* Data for the task:
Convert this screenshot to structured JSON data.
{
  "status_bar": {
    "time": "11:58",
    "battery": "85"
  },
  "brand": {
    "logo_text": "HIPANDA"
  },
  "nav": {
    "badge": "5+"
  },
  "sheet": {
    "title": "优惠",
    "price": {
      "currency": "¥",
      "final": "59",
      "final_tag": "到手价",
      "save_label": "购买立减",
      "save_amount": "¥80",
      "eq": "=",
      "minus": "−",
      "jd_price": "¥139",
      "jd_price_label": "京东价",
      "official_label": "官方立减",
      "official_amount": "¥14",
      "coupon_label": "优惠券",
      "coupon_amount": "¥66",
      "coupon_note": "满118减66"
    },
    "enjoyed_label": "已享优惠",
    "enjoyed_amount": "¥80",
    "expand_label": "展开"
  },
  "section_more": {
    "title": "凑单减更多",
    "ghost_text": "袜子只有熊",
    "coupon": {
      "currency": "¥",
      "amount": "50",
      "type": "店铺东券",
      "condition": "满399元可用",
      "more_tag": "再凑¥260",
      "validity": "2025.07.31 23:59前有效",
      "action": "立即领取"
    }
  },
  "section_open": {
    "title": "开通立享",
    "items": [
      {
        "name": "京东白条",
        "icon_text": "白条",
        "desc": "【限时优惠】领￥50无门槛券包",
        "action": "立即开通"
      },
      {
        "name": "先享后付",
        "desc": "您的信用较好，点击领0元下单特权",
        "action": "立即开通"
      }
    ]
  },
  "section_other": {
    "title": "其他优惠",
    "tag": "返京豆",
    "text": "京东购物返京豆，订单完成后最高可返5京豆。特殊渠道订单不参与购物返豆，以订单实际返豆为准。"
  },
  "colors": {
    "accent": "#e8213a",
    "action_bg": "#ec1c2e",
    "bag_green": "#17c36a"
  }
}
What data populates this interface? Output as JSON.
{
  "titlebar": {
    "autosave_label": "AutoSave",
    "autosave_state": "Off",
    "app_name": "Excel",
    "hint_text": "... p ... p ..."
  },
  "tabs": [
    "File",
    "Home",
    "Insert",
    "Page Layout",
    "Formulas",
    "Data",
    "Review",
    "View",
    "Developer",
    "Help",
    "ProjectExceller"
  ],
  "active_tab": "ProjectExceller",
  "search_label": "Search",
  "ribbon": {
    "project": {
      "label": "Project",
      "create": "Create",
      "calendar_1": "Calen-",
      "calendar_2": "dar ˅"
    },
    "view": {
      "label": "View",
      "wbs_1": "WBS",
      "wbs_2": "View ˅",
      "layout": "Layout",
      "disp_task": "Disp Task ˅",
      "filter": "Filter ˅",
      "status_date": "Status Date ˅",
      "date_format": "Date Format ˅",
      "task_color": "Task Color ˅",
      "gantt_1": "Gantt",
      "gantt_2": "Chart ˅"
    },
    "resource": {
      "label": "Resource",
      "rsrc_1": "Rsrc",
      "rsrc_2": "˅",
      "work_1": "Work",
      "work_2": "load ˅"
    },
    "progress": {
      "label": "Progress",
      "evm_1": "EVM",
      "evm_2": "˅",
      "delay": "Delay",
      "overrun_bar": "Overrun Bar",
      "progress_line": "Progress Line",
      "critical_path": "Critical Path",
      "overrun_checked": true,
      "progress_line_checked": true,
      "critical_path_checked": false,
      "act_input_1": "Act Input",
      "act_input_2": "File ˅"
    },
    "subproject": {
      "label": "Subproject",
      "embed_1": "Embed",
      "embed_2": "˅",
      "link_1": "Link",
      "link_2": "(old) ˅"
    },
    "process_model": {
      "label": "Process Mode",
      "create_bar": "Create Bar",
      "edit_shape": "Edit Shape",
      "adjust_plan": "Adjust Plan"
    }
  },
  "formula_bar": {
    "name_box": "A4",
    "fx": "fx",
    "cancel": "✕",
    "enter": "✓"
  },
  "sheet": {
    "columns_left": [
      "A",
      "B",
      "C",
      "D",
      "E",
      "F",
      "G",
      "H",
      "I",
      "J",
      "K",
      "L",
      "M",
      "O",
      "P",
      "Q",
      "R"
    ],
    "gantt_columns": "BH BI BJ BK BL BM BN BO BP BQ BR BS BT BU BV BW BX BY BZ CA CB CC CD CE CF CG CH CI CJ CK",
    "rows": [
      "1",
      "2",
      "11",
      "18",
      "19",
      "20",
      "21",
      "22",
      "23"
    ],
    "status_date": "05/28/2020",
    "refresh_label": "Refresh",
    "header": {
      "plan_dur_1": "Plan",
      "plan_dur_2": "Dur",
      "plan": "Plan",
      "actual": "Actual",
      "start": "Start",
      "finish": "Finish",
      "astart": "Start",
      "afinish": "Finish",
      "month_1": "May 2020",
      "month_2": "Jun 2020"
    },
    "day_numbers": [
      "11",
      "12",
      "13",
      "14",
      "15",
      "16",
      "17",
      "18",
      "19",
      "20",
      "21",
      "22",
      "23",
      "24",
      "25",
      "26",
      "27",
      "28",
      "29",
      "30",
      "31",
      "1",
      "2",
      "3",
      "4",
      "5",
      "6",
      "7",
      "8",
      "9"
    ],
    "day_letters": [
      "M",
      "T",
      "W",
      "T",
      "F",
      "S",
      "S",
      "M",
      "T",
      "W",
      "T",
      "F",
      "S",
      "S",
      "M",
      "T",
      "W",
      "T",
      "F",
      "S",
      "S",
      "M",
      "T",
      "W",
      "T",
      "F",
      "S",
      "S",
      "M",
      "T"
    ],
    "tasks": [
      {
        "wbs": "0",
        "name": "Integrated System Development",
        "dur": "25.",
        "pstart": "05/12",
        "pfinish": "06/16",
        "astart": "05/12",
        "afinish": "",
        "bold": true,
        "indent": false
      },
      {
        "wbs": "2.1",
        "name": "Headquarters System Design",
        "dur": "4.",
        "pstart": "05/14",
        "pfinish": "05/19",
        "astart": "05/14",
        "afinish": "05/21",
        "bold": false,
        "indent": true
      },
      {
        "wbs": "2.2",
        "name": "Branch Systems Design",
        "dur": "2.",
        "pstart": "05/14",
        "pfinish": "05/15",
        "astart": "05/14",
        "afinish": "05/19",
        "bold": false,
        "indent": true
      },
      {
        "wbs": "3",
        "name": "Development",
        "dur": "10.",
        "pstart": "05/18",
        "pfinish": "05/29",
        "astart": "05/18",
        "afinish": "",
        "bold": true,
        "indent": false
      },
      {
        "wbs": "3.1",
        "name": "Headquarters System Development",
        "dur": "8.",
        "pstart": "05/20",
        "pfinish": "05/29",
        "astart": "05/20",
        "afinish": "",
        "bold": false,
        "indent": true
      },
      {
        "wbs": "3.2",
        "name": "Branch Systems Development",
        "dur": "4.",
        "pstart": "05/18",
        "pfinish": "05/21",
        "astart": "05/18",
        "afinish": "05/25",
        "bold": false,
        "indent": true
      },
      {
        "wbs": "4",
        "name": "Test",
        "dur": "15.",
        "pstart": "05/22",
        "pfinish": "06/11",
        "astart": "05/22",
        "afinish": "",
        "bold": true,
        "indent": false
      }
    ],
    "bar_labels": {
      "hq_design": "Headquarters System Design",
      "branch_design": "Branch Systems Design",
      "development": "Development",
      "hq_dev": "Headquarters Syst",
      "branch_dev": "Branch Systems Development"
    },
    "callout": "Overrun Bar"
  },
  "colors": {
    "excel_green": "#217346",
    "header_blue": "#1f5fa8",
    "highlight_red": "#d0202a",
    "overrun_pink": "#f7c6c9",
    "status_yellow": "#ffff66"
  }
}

* Written instruction: Please quote the records above exactly, without skipping a line.

* Answer:
Convert this screenshot to structured JSON data.
{
  "status_bar": {
    "time": "11:58",
    "battery": "85"
  },
  "brand": {
    "logo_text": "HIPANDA"
  },
  "nav": {
    "badge": "5+"
  },
  "sheet": {
    "title": "优惠",
    "price": {
      "currency": "¥",
      "final": "59",
      "final_tag": "到手价",
      "save_label": "购买立减",
      "save_amount": "¥80",
      "eq": "=",
      "minus": "−",
      "jd_price": "¥139",
      "jd_price_label": "京东价",
      "official_label": "官方立减",
      "official_amount": "¥14",
      "coupon_label": "优惠券",
      "coupon_amount": "¥66",
      "coupon_note": "满118减66"
    },
    "enjoyed_label": "已享优惠",
    "enjoyed_amount": "¥80",
    "expand_label": "展开"
  },
  "section_more": {
    "title": "凑单减更多",
    "ghost_text": "袜子只有熊",
    "coupon": {
      "currency": "¥",
      "amount": "50",
      "type": "店铺东券",
      "condition": "满399元可用",
      "more_tag": "再凑¥260",
      "validity": "2025.07.31 23:59前有效",
      "action": "立即领取"
    }
  },
  "section_open": {
    "title": "开通立享",
    "items": [
      {
        "name": "京东白条",
        "icon_text": "白条",
        "desc": "【限时优惠】领￥50无门槛券包",
        "action": "立即开通"
      },
      {
        "name": "先享后付",
        "desc": "您的信用较好，点击领0元下单特权",
        "action": "立即开通"
      }
    ]
  },
  "section_other": {
    "title": "其他优惠",
    "tag": "返京豆",
    "text": "京东购物返京豆，订单完成后最高可返5京豆。特殊渠道订单不参与购物返豆，以订单实际返豆为准。"
  },
  "colors": {
    "accent": "#e8213a",
    "action_bg": "#ec1c2e",
    "bag_green": "#17c36a"
  }
}
What data populates this interface? Output as JSON.
{
  "titlebar": {
    "autosave_label": "AutoSave",
    "autosave_state": "Off",
    "app_name": "Excel",
    "hint_text": "... p ... p ..."
  },
  "tabs": [
    "File",
    "Home",
    "Insert",
    "Page Layout",
    "Formulas",
    "Data",
    "Review",
    "View",
    "Developer",
    "Help",
    "ProjectExceller"
  ],
  "active_tab": "ProjectExceller",
  "search_label": "Search",
  "ribbon": {
    "project": {
      "label": "Project",
      "create": "Create",
      "calendar_1": "Calen-",
      "calendar_2": "dar ˅"
    },
    "view": {
      "label": "View",
      "wbs_1": "WBS",
      "wbs_2": "View ˅",
      "layout": "Layout",
      "disp_task": "Disp Task ˅",
      "filter": "Filter ˅",
      "status_date": "Status Date ˅",
      "date_format": "Date Format ˅",
      "task_color": "Task Color ˅",
      "gantt_1": "Gantt",
      "gantt_2": "Chart ˅"
    },
    "resource": {
      "label": "Resource",
      "rsrc_1": "Rsrc",
      "rsrc_2": "˅",
      "work_1": "Work",
      "work_2": "load ˅"
    },
    "progress": {
      "label": "Progress",
      "evm_1": "EVM",
      "evm_2": "˅",
      "delay": "Delay",
      "overrun_bar": "Overrun Bar",
      "progress_line": "Progress Line",
      "critical_path": "Critical Path",
      "overrun_checked": true,
      "progress_line_checked": true,
      "critical_path_checked": false,
      "act_input_1": "Act Input",
      "act_input_2": "File ˅"
    },
    "subproject": {
      "label": "Subproject",
      "embed_1": "Embed",
      "embed_2": "˅",
      "link_1": "Link",
      "link_2": "(old) ˅"
    },
    "process_model": {
      "label": "Process Mode",
      "create_bar": "Create Bar",
      "edit_shape": "Edit Shape",
      "adjust_plan": "Adjust Plan"
    }
  },
  "formula_bar": {
    "name_box": "A4",
    "fx": "fx",
    "cancel": "✕",
    "enter": "✓"
  },
  "sheet": {
    "columns_left": [
      "A",
      "B",
      "C",
      "D",
      "E",
      "F",
      "G",
      "H",
      "I",
      "J",
      "K",
      "L",
      "M",
      "O",
      "P",
      "Q",
      "R"
    ],
    "gantt_columns": "BH BI BJ BK BL BM BN BO BP BQ BR BS BT BU BV BW BX BY BZ CA CB CC CD CE CF CG CH CI CJ CK",
    "rows": [
      "1",
      "2",
      "11",
      "18",
      "19",
      "20",
      "21",
      "22",
      "23"
    ],
    "status_date": "05/28/2020",
    "refresh_label": "Refresh",
    "header": {
      "plan_dur_1": "Plan",
      "plan_dur_2": "Dur",
      "plan": "Plan",
      "actual": "Actual",
      "start": "Start",
      "finish": "Finish",
      "astart": "Start",
      "afinish": "Finish",
      "month_1": "May 2020",
      "month_2": "Jun 2020"
    },
    "day_numbers": [
      "11",
      "12",
      "13",
      "14",
      "15",
      "16",
      "17",
      "18",
      "19",
      "20",
      "21",
      "22",
      "23",
      "24",
      "25",
      "26",
      "27",
      "28",
      "29",
      "30",
      "31",
      "1",
      "2",
      "3",
      "4",
      "5",
      "6",
      "7",
      "8",
      "9"
    ],
    "day_letters": [
      "M",
      "T",
      "W",
      "T",
      "F",
      "S",
      "S",
      "M",
      "T",
      "W",
      "T",
      "F",
      "S",
      "S",
      "M",
      "T",
      "W",
      "T",
      "F",
      "S",
      "S",
      "M",
      "T",
      "W",
      "T",
      "F",
      "S",
      "S",
      "M",
      "T"
    ],
    "tasks": [
      {
        "wbs": "0",
        "name": "Integrated System Development",
        "dur": "25.",
        "pstart": "05/12",
        "pfinish": "06/16",
        "astart": "05/12",
        "afinish": "",
        "bold": true,
        "indent": false
      },
      {
        "wbs": "2.1",
        "name": "Headquarters System Design",
        "dur": "4.",
        "pstart": "05/14",
        "pfinish": "05/19",
        "astart": "05/14",
        "afinish": "05/21",
        "bold": false,
        "indent": true
      },
      {
        "wbs": "2.2",
        "name": "Branch Systems Design",
        "dur": "2.",
        "pstart": "05/14",
        "pfinish": "05/15",
        "astart": "05/14",
        "afinish": "05/19",
        "bold": false,
        "indent": true
      },
      {
        "wbs": "3",
        "name": "Development",
        "dur": "10.",
        "pstart": "05/18",
        "pfinish": "05/29",
        "astart": "05/18",
        "afinish": "",
        "bold": true,
        "indent": false
      },
      {
        "wbs": "3.1",
        "name": "Headquarters System Development",
        "dur": "8.",
        "pstart": "05/20",
        "pfinish": "05/29",
        "astart": "05/20",
        "afinish": "",
        "bold": false,
        "indent": true
      },
      {
        "wbs": "3.2",
        "name": "Branch Systems Development",
        "dur": "4.",
        "pstart": "05/18",
        "pfinish": "05/21",
        "astart": "05/18",
        "afinish": "05/25",
        "bold": false,
        "indent": true
      },
      {
        "wbs": "4",
        "name": "Test",
        "dur": "15.",
        "pstart": "05/22",
        "pfinish": "06/11",
        "astart": "05/22",
        "afinish": "",
        "bold": true,
        "indent": false
      }
    ],
    "bar_labels": {
      "hq_design": "Headquarters System Design",
      "branch_design": "Branch Systems Design",
      "development": "Development",
      "hq_dev": "Headquarters Syst",
      "branch_dev": "Branch Systems Development"
    },
    "callout": "Overrun Bar"
  },
  "colors": {
    "excel_green": "#217346",
    "header_blue": "#1f5fa8",
    "highlight_red": "#d0202a",
    "overrun_pink": "#f7c6c9",
    "status_yellow": "#ffff66"
  }
}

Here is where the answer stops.